_The problem_. Bring together all lines of the material below that contain the string "text".

## start Dataset records

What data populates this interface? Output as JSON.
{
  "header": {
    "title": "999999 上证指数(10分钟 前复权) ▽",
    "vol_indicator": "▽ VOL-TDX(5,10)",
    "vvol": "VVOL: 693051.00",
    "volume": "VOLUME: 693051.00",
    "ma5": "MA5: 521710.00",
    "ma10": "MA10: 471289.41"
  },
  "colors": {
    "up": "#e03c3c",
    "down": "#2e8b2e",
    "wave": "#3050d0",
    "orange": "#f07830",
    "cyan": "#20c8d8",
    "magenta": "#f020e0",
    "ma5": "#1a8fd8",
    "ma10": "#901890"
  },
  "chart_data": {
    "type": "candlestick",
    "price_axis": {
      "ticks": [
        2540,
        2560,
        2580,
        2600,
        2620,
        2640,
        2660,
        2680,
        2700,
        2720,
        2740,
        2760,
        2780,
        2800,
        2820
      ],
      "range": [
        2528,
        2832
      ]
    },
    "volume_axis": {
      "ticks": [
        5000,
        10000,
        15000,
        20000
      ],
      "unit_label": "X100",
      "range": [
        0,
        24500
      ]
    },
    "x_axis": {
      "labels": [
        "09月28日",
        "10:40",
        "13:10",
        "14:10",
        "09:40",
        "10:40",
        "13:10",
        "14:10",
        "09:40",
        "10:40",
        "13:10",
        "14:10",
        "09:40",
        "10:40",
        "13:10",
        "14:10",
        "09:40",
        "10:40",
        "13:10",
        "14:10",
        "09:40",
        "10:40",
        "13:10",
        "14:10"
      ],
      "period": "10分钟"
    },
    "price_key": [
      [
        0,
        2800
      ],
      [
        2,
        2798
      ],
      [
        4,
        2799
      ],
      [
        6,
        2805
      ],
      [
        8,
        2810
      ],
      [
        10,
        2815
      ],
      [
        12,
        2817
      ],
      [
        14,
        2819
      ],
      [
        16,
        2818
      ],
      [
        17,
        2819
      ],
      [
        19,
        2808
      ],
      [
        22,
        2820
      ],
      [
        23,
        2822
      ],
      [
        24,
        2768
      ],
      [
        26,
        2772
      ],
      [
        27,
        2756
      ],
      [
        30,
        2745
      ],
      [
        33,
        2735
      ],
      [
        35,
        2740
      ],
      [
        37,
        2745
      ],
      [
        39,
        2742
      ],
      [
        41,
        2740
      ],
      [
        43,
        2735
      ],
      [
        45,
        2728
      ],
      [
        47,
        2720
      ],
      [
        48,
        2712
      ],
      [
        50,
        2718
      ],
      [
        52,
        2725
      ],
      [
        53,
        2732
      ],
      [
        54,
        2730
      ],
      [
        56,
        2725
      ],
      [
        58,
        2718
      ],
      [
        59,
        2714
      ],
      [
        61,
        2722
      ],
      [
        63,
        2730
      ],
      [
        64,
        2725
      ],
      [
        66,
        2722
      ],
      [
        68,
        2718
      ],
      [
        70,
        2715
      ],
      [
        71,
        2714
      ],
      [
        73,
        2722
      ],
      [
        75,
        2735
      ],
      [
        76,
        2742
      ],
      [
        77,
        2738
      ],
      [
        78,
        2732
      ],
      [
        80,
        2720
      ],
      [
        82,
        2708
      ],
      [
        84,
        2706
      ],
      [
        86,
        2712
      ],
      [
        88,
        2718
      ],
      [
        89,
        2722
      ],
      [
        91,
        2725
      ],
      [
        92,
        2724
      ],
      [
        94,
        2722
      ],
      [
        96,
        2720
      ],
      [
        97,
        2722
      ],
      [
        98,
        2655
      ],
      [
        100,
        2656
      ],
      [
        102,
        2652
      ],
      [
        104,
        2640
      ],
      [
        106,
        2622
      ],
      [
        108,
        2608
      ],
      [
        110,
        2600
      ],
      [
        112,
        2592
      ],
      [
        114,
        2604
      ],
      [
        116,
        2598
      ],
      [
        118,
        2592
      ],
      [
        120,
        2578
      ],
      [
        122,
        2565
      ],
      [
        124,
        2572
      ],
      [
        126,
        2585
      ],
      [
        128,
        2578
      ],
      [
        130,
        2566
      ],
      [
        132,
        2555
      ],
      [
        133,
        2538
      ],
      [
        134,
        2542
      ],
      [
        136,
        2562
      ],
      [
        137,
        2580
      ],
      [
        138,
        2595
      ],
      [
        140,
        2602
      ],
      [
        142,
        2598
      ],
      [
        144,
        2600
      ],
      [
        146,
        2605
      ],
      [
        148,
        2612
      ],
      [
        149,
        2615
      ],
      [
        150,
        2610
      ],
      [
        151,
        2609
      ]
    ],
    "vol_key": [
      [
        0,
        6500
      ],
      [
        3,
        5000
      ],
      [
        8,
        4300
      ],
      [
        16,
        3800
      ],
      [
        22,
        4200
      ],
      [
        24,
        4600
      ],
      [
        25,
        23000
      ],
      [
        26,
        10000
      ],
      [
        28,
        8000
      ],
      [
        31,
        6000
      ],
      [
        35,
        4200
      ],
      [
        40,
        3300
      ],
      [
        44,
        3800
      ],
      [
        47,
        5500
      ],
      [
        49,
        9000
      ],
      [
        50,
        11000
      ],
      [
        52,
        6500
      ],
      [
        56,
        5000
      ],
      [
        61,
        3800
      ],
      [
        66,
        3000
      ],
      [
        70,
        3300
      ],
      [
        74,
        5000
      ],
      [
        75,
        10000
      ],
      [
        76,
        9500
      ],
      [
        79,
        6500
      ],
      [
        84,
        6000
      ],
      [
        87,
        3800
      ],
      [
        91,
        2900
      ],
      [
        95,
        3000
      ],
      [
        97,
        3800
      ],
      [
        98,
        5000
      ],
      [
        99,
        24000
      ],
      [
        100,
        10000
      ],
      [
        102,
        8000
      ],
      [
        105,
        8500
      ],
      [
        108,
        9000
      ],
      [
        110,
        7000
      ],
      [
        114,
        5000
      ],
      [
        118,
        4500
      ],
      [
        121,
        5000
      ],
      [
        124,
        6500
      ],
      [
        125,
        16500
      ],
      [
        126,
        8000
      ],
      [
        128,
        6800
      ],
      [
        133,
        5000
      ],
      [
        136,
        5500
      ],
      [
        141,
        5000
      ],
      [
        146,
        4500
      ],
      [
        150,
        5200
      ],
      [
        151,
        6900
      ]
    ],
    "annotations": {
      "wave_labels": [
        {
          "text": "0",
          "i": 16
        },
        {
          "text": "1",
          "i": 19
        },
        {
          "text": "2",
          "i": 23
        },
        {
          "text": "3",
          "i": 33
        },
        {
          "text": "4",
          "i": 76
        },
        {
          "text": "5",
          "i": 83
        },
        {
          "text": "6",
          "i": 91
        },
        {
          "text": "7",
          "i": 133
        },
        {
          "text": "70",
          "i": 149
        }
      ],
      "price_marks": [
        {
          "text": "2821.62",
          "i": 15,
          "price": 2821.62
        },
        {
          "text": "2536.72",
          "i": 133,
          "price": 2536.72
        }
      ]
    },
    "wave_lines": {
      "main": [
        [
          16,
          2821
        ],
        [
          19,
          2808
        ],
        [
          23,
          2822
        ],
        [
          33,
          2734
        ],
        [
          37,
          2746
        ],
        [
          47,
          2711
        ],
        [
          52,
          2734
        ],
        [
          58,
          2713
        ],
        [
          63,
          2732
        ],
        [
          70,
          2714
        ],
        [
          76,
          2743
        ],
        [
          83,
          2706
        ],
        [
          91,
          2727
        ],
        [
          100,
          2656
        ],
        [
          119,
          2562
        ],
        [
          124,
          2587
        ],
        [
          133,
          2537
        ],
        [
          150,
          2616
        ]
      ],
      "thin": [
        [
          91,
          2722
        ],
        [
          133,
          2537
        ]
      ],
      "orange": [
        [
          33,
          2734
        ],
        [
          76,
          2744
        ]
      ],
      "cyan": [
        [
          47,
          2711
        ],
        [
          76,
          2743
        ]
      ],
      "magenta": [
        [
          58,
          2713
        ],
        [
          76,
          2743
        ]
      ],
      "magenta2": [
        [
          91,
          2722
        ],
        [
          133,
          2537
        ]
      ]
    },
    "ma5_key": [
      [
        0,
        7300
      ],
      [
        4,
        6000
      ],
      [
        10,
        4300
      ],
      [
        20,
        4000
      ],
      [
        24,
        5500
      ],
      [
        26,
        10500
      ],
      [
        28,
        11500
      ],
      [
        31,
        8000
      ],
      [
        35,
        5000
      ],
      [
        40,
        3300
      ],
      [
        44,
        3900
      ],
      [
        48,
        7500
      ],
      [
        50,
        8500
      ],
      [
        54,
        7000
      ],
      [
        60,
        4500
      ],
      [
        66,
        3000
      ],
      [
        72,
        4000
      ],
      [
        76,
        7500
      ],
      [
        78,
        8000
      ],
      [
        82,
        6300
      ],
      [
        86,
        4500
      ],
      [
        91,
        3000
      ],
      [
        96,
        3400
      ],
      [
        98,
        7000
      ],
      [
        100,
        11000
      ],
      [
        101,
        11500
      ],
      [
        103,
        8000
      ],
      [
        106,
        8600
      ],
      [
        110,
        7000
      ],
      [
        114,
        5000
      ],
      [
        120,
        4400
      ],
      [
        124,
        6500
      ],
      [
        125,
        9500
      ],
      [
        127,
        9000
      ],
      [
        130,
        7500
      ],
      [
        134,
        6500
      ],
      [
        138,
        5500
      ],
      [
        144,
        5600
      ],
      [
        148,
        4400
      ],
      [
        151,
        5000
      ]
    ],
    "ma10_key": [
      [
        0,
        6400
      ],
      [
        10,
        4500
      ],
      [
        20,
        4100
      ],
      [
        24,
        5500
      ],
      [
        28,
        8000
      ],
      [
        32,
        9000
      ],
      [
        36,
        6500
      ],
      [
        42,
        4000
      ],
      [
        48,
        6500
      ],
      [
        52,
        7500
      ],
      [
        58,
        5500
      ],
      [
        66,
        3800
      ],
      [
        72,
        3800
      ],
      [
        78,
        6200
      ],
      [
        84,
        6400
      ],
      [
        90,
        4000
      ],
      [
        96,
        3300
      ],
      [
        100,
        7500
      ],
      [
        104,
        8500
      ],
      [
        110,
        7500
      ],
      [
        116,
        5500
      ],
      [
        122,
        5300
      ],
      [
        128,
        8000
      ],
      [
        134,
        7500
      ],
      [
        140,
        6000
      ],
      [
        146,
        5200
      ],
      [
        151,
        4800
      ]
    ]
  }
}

## end Dataset records

_Task solution_.
          "text": "0",
          "text": "1",
          "text": "2",
          "text": "3",
          "text": "4",
          "text": "5",
          "text": "6",
          "text": "7",
          "text": "70",
          "text": "2821.62",
          "text": "2536.72",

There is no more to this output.